_Objective:_ Scan the data below and pick out the lines containing the word "Champion".

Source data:

+ + + + + + +

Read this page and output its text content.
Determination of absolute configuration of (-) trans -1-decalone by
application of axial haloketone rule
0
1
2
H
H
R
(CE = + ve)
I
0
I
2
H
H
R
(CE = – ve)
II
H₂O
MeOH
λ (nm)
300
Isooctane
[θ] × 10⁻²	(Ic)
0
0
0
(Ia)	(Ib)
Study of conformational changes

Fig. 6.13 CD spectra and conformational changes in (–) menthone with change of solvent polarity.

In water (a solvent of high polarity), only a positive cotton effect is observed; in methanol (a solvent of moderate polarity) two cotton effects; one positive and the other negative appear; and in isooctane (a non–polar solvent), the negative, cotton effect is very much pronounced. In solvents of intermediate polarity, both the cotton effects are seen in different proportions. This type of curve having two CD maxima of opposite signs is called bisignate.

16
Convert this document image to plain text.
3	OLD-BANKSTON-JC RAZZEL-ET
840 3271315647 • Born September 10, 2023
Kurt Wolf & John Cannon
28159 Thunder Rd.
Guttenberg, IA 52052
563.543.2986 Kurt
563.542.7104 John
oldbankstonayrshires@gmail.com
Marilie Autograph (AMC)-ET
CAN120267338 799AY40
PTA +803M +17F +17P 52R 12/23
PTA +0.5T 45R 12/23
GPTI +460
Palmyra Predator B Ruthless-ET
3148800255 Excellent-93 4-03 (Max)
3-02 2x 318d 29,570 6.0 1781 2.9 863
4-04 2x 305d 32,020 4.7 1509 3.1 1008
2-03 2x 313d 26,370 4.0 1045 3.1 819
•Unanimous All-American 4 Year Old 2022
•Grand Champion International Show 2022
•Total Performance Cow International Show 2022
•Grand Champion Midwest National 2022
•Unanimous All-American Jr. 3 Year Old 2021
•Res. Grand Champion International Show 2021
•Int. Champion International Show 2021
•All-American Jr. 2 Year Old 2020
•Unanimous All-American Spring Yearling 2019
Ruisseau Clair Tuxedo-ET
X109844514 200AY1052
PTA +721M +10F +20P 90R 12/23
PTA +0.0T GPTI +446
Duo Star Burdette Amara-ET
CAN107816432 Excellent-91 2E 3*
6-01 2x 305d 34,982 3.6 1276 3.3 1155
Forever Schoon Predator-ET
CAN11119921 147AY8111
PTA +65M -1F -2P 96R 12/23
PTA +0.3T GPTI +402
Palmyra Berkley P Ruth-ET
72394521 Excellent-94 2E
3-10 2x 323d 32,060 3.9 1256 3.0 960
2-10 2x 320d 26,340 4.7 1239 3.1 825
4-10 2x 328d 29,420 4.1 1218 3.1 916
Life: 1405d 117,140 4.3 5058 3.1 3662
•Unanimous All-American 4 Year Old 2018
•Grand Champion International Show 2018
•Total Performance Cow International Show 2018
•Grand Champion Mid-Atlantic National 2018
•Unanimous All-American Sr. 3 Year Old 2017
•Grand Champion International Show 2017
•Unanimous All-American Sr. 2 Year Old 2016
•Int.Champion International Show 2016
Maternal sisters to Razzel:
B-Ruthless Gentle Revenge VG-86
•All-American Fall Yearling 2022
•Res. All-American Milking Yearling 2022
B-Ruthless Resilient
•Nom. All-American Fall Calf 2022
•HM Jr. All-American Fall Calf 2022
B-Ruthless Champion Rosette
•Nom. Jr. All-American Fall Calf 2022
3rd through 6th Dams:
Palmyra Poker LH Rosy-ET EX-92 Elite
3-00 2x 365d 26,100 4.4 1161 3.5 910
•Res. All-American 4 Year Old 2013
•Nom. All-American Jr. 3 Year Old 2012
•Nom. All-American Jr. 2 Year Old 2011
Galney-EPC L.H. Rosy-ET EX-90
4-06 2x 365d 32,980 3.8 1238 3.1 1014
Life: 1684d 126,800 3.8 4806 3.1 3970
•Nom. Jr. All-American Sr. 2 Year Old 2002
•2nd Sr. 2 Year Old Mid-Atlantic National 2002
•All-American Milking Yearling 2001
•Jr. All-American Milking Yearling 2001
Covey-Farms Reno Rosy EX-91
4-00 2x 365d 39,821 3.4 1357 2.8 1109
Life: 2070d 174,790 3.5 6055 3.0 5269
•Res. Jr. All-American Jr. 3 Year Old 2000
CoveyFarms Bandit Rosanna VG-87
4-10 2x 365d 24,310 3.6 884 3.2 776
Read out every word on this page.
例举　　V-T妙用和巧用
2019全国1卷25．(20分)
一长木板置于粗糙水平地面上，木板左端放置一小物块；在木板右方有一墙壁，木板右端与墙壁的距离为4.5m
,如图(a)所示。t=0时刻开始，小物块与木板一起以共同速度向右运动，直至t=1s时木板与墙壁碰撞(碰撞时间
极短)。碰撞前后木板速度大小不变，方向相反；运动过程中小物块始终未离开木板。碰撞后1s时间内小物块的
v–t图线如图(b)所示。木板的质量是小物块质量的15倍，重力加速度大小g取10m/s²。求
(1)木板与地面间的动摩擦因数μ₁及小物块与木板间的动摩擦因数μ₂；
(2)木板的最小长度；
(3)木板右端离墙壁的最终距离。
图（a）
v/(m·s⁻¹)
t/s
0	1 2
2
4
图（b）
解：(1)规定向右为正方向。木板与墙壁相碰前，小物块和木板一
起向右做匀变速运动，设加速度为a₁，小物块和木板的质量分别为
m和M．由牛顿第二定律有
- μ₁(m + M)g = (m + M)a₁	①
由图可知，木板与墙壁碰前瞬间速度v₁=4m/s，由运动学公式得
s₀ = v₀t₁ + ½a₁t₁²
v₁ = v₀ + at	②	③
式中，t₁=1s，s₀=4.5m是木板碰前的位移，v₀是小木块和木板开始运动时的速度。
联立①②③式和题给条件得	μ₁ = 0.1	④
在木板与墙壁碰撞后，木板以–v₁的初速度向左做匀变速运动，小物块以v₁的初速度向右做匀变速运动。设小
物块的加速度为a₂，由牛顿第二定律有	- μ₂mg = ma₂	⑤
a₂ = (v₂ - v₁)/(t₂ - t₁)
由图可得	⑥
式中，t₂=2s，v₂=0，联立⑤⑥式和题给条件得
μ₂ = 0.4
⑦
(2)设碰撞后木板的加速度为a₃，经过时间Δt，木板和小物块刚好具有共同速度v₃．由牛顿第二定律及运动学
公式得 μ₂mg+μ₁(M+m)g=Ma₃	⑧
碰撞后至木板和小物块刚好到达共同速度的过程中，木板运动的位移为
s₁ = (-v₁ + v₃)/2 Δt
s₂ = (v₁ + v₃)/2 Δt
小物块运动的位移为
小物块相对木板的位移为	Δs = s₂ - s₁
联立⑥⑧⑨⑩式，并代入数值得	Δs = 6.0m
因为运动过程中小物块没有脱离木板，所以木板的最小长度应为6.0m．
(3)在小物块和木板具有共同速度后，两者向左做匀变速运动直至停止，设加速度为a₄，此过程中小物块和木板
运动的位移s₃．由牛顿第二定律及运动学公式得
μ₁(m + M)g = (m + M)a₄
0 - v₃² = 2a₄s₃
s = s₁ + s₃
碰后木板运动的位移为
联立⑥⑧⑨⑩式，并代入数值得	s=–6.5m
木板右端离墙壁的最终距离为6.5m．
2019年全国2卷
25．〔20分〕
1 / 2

+ + + + + + +

_Response:_
•Grand Champion International Show 2022
•Grand Champion Midwest National 2022
•Res. Grand Champion International Show 2021
•Int. Champion International Show 2021
•Grand Champion International Show 2018
•Grand Champion Mid-Atlantic National 2018
•Grand Champion International Show 2017
•Int.Champion International Show 2016
B-Ruthless Champion Rosette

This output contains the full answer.